▸ Challenge
For the records below, give the count of lines holding the word "name" and nothing more.

Figure collection entries

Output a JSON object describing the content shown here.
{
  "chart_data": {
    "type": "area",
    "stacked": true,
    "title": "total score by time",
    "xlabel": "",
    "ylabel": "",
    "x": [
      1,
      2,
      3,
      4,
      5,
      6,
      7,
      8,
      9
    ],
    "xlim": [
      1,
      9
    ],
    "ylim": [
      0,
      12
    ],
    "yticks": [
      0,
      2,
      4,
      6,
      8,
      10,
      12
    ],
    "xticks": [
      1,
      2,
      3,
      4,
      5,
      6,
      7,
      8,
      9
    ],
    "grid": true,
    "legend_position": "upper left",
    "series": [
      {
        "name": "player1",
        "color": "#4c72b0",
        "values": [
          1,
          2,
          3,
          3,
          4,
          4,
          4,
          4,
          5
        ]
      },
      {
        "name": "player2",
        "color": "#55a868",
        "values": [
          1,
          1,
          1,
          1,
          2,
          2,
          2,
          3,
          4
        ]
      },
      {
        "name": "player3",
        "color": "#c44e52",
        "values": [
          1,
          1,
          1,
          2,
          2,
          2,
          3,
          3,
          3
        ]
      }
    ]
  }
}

▸ Output
3